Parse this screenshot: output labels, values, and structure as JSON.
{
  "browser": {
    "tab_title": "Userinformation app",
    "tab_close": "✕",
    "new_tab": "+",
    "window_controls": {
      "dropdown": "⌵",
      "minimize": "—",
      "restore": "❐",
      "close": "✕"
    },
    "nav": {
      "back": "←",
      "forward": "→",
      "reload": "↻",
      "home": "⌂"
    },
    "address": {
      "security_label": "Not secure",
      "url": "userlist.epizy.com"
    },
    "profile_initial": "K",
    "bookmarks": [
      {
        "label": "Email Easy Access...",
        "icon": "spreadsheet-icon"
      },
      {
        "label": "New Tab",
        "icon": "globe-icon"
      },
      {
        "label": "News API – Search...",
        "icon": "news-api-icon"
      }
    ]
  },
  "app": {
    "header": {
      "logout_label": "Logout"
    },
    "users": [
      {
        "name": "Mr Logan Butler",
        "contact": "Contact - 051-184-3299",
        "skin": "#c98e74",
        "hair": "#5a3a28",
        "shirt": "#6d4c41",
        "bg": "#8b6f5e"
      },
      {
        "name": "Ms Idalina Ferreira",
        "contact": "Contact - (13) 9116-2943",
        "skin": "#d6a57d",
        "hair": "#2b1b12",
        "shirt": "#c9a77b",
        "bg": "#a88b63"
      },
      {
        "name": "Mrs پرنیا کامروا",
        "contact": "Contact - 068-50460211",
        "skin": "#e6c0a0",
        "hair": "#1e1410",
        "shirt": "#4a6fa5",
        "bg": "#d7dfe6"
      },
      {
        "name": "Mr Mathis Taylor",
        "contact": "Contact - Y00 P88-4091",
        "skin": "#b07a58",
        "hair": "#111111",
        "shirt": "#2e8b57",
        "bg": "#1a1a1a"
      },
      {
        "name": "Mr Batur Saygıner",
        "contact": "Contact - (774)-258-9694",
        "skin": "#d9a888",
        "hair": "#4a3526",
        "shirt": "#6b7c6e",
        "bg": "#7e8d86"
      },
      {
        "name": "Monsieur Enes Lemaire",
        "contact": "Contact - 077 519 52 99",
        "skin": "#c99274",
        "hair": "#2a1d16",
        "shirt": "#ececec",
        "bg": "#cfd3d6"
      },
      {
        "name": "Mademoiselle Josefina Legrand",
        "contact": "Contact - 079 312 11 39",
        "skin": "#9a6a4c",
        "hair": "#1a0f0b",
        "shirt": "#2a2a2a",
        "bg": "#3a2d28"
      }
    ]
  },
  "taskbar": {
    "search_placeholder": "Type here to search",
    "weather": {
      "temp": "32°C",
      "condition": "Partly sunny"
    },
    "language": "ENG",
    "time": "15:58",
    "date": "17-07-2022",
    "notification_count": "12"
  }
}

## OBJECTIVE
Track down every line holding the string "contact" and copy it.

## REPLY TO THE TASK
        "contact": "Contact - 051-184-3299",
        "contact": "Contact - (13) 9116-2943",
        "contact": "Contact - 068-50460211",
        "contact": "Contact - Y00 P88-4091",
        "contact": "Contact - (774)-258-9694",
        "contact": "Contact - 077 519 52 99",
        "contact": "Contact - 079 312 11 39",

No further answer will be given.